* _EXERCISE BRIEF_:
State how many lines contain the string "this", and write nothing else.

[Data entries]
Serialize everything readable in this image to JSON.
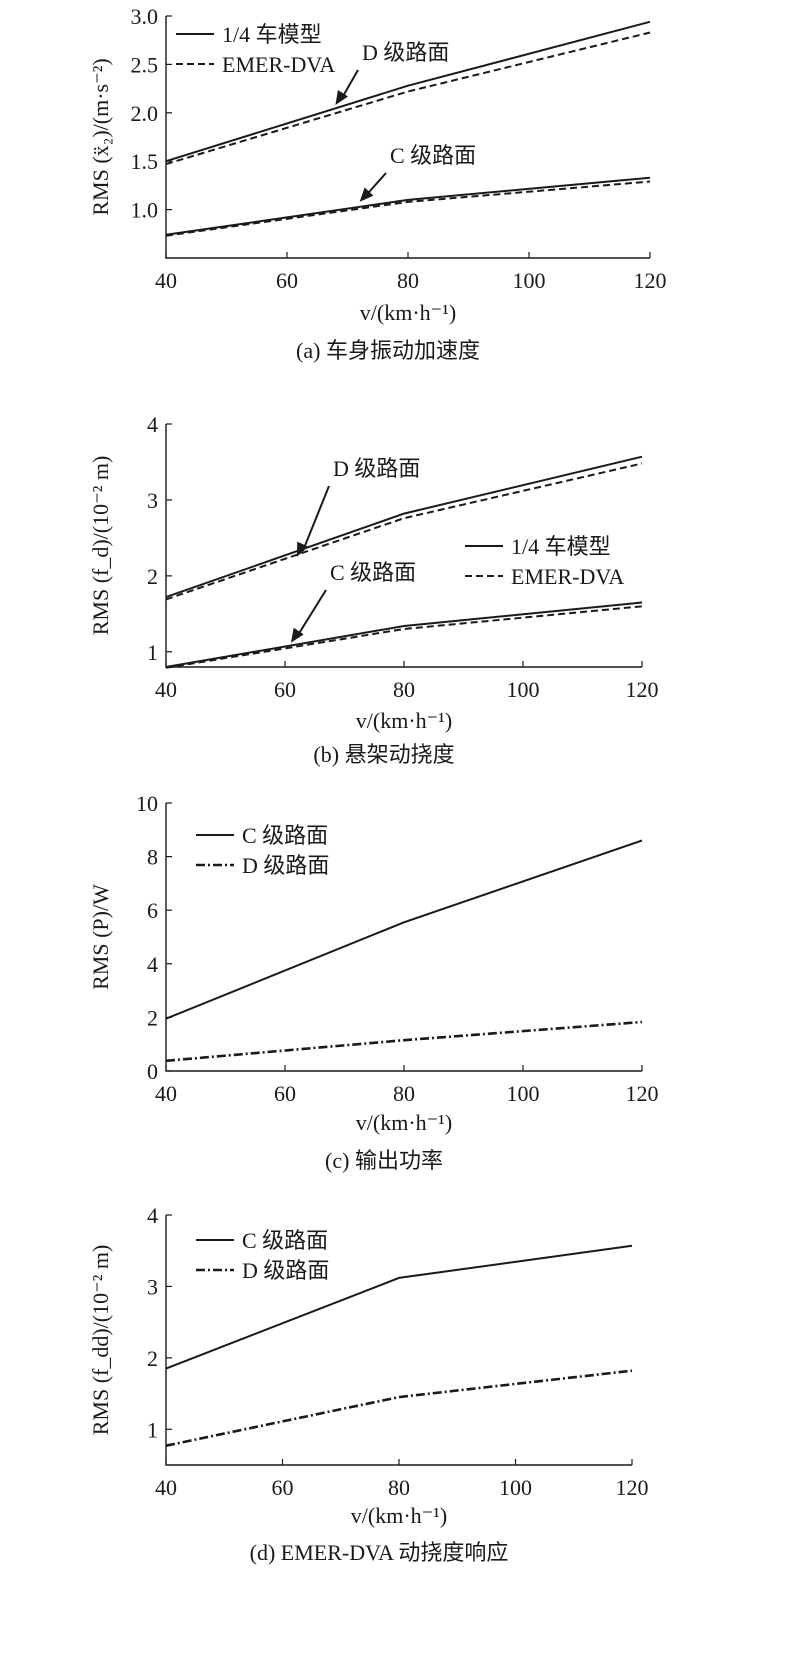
{
  "chart_data": [
    {
      "type": "line",
      "caption": "(a) 车身振动加速度",
      "ylabel": "RMS (ẍ₂)/(m·s⁻²)",
      "xlabel": "v/(km·h⁻¹)",
      "x": [
        40,
        80,
        120
      ],
      "xlim": [
        40,
        120
      ],
      "ylim": [
        0.5,
        3.0
      ],
      "xticks": [
        "40",
        "60",
        "80",
        "100",
        "120"
      ],
      "yticks": [
        "1.0",
        "1.5",
        "2.0",
        "2.5",
        "3.0"
      ],
      "legend": [
        {
          "label": "1/4 车模型",
          "style": "solid"
        },
        {
          "label": "EMER-DVA",
          "style": "dash"
        }
      ],
      "legend_position": "top-left",
      "series": [
        {
          "name": "1/4 车模型",
          "group": "D 级路面",
          "style": "solid",
          "values": [
            1.5,
            2.28,
            2.94
          ]
        },
        {
          "name": "EMER-DVA",
          "group": "D 级路面",
          "style": "dash",
          "values": [
            1.47,
            2.22,
            2.83
          ]
        },
        {
          "name": "1/4 车模型",
          "group": "C 级路面",
          "style": "solid",
          "values": [
            0.74,
            1.1,
            1.33
          ]
        },
        {
          "name": "EMER-DVA",
          "group": "C 级路面",
          "style": "dash",
          "values": [
            0.73,
            1.08,
            1.29
          ]
        }
      ],
      "annotations": [
        {
          "text": "D 级路面",
          "arrow_x": 68,
          "arrow_y": 2.08
        },
        {
          "text": "C 级路面",
          "arrow_x": 72,
          "arrow_y": 1.08
        }
      ]
    },
    {
      "type": "line",
      "caption": "(b) 悬架动挠度",
      "ylabel": "RMS (f_d)/(10⁻² m)",
      "xlabel": "v/(km·h⁻¹)",
      "x": [
        40,
        80,
        120
      ],
      "xlim": [
        40,
        120
      ],
      "ylim": [
        0.8,
        4.0
      ],
      "xticks": [
        "40",
        "60",
        "80",
        "100",
        "120"
      ],
      "yticks": [
        "1",
        "2",
        "3",
        "4"
      ],
      "legend": [
        {
          "label": "1/4 车模型",
          "style": "solid"
        },
        {
          "label": "EMER-DVA",
          "style": "dash"
        }
      ],
      "legend_position": "middle-right",
      "series": [
        {
          "name": "1/4 车模型",
          "group": "D 级路面",
          "style": "solid",
          "values": [
            1.72,
            2.82,
            3.57
          ]
        },
        {
          "name": "EMER-DVA",
          "group": "D 级路面",
          "style": "dash",
          "values": [
            1.69,
            2.76,
            3.48
          ]
        },
        {
          "name": "1/4 车模型",
          "group": "C 级路面",
          "style": "solid",
          "values": [
            0.8,
            1.34,
            1.65
          ]
        },
        {
          "name": "EMER-DVA",
          "group": "C 级路面",
          "style": "dash",
          "values": [
            0.79,
            1.3,
            1.6
          ]
        }
      ],
      "annotations": [
        {
          "text": "D 级路面",
          "arrow_x": 62,
          "arrow_y": 2.25
        },
        {
          "text": "C 级路面",
          "arrow_x": 61,
          "arrow_y": 1.12
        }
      ]
    },
    {
      "type": "line",
      "caption": "(c) 输出功率",
      "ylabel": "RMS (P)/W",
      "xlabel": "v/(km·h⁻¹)",
      "x": [
        40,
        80,
        120
      ],
      "xlim": [
        40,
        120
      ],
      "ylim": [
        0,
        10
      ],
      "xticks": [
        "40",
        "60",
        "80",
        "100",
        "120"
      ],
      "yticks": [
        "0",
        "2",
        "4",
        "6",
        "8",
        "10"
      ],
      "legend": [
        {
          "label": "C 级路面",
          "style": "solid"
        },
        {
          "label": "D 级路面",
          "style": "dashdot"
        }
      ],
      "legend_position": "top-left",
      "series": [
        {
          "name": "C 级路面",
          "style": "solid",
          "values": [
            1.95,
            5.55,
            8.6
          ]
        },
        {
          "name": "D 级路面",
          "style": "dashdot",
          "values": [
            0.38,
            1.15,
            1.83
          ]
        }
      ],
      "annotations": []
    },
    {
      "type": "line",
      "caption": "(d) EMER-DVA 动挠度响应",
      "ylabel": "RMS (f_dd)/(10⁻² m)",
      "xlabel": "v/(km·h⁻¹)",
      "x": [
        40,
        80,
        120
      ],
      "xlim": [
        40,
        120
      ],
      "ylim": [
        0.5,
        4.0
      ],
      "xticks": [
        "40",
        "60",
        "80",
        "100",
        "120"
      ],
      "yticks": [
        "1",
        "2",
        "3",
        "4"
      ],
      "legend": [
        {
          "label": "C 级路面",
          "style": "solid"
        },
        {
          "label": "D 级路面",
          "style": "dashdot"
        }
      ],
      "legend_position": "top-left",
      "series": [
        {
          "name": "C 级路面",
          "style": "solid",
          "values": [
            1.85,
            3.12,
            3.57
          ]
        },
        {
          "name": "D 级路面",
          "style": "dashdot",
          "values": [
            0.77,
            1.45,
            1.82
          ]
        }
      ],
      "annotations": []
    }
  ]
}
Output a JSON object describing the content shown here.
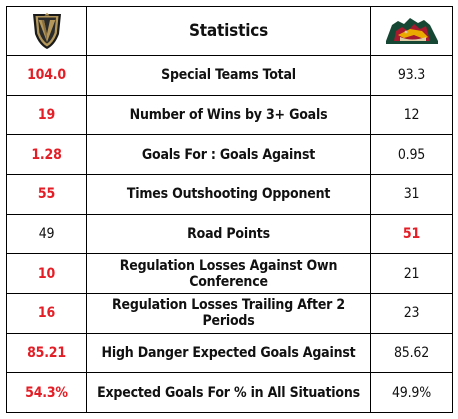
{
  "header": {
    "title": "Statistics",
    "left_team_logo": "vegas-golden-knights-logo",
    "right_team_logo": "minnesota-wild-logo"
  },
  "colors": {
    "highlight": "#e41e26",
    "text": "#111111",
    "border": "#000000"
  },
  "rows": [
    {
      "label": "Special Teams Total",
      "left": "104.0",
      "right": "93.3",
      "better": "left"
    },
    {
      "label": "Number of Wins by 3+ Goals",
      "left": "19",
      "right": "12",
      "better": "left"
    },
    {
      "label": "Goals For : Goals Against",
      "left": "1.28",
      "right": "0.95",
      "better": "left"
    },
    {
      "label": "Times Outshooting Opponent",
      "left": "55",
      "right": "31",
      "better": "left"
    },
    {
      "label": "Road Points",
      "left": "49",
      "right": "51",
      "better": "right"
    },
    {
      "label": "Regulation Losses Against Own Conference",
      "left": "10",
      "right": "21",
      "better": "left"
    },
    {
      "label": "Regulation Losses Trailing After 2 Periods",
      "left": "16",
      "right": "23",
      "better": "left"
    },
    {
      "label": "High Danger Expected Goals Against",
      "left": "85.21",
      "right": "85.62",
      "better": "left"
    },
    {
      "label": "Expected Goals For % in All Situations",
      "left": "54.3%",
      "right": "49.9%",
      "better": "left"
    }
  ]
}
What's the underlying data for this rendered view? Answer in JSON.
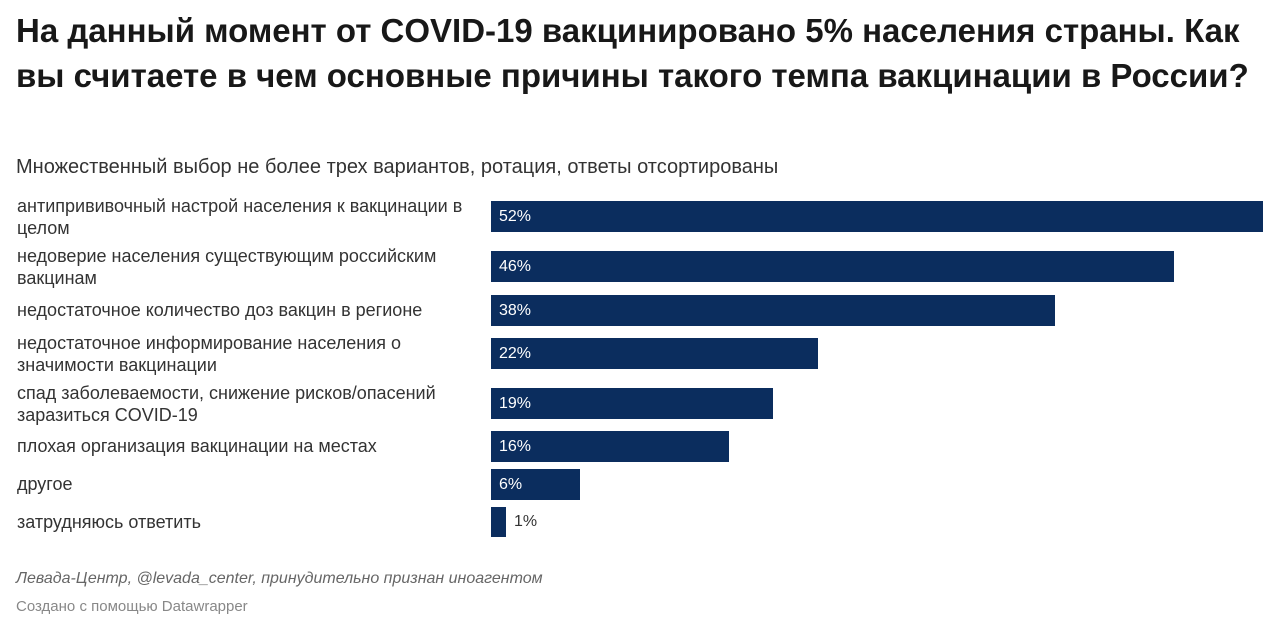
{
  "title": "На данный момент от COVID-19 вакцинировано 5% населения страны. Как вы считаете в чем основные причины такого темпа вакцинации в России?",
  "subtitle": "Множественный выбор не более трех вариантов, ротация, ответы отсортированы",
  "source": "Левада-Центр, @levada_center, принудительно признан иноагентом",
  "credit": "Создано с помощью Datawrapper",
  "colors": {
    "bar": "#0b2d5e",
    "bar_label": "#ffffff",
    "text": "#333333"
  },
  "chart_data": {
    "type": "bar",
    "orientation": "horizontal",
    "unit": "%",
    "xlim": [
      0,
      52
    ],
    "categories": [
      "антипрививочный настрой населения к вакцинации в целом",
      "недоверие населения существующим российским вакцинам",
      "недостаточное количество доз вакцин в регионе",
      "недостаточное информирование населения о значимости вакцинации",
      "спад заболеваемости, снижение рисков/опасений заразиться COVID-19",
      "плохая организация вакцинации на местах",
      "другое",
      "затрудняюсь ответить"
    ],
    "values": [
      52,
      46,
      38,
      22,
      19,
      16,
      6,
      1
    ],
    "labels": [
      "52%",
      "46%",
      "38%",
      "22%",
      "19%",
      "16%",
      "6%",
      "1%"
    ]
  }
}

* _ANSWER_:
2